Description of the task: Return all of the entries exactly, with nothing added or left out.

Saved entries:
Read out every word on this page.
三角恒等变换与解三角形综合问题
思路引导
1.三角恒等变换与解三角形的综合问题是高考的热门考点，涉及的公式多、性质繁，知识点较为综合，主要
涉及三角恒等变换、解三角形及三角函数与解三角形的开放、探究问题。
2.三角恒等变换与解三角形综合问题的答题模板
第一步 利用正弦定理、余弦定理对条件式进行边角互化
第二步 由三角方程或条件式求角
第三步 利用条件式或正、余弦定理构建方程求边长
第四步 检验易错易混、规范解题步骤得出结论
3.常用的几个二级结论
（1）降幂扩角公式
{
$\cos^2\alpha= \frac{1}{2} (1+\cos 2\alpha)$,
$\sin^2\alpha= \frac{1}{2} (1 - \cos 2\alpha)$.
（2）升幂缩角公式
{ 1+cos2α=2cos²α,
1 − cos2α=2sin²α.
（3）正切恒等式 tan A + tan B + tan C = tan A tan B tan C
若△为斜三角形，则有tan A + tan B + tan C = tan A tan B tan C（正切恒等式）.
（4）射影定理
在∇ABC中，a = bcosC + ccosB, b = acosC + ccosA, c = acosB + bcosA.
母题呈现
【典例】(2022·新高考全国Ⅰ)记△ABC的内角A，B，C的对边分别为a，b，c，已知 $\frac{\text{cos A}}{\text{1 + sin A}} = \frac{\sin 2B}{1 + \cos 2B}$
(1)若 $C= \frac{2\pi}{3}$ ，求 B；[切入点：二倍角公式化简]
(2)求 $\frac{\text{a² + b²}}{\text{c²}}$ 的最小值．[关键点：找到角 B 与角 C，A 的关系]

Result of the task:
Read out every word on this page.
三角恒等变换与解三角形综合问题
思路引导
1.三角恒等变换与解三角形的综合问题是高考的热门考点，涉及的公式多、性质繁，知识点较为综合，主要
涉及三角恒等变换、解三角形及三角函数与解三角形的开放、探究问题。
2.三角恒等变换与解三角形综合问题的答题模板
第一步 利用正弦定理、余弦定理对条件式进行边角互化
第二步 由三角方程或条件式求角
第三步 利用条件式或正、余弦定理构建方程求边长
第四步 检验易错易混、规范解题步骤得出结论
3.常用的几个二级结论
（1）降幂扩角公式
{
$\cos^2\alpha= \frac{1}{2} (1+\cos 2\alpha)$,
$\sin^2\alpha= \frac{1}{2} (1 - \cos 2\alpha)$.
（2）升幂缩角公式
{ 1+cos2α=2cos²α,
1 − cos2α=2sin²α.
（3）正切恒等式 tan A + tan B + tan C = tan A tan B tan C
若△为斜三角形，则有tan A + tan B + tan C = tan A tan B tan C（正切恒等式）.
（4）射影定理
在∇ABC中，a = bcosC + ccosB, b = acosC + ccosA, c = acosB + bcosA.
母题呈现
【典例】(2022·新高考全国Ⅰ)记△ABC的内角A，B，C的对边分别为a，b，c，已知 $\frac{\text{cos A}}{\text{1 + sin A}} = \frac{\sin 2B}{1 + \cos 2B}$
(1)若 $C= \frac{2\pi}{3}$ ，求 B；[切入点：二倍角公式化简]
(2)求 $\frac{\text{a² + b²}}{\text{c²}}$ 的最小值．[关键点：找到角 B 与角 C，A 的关系]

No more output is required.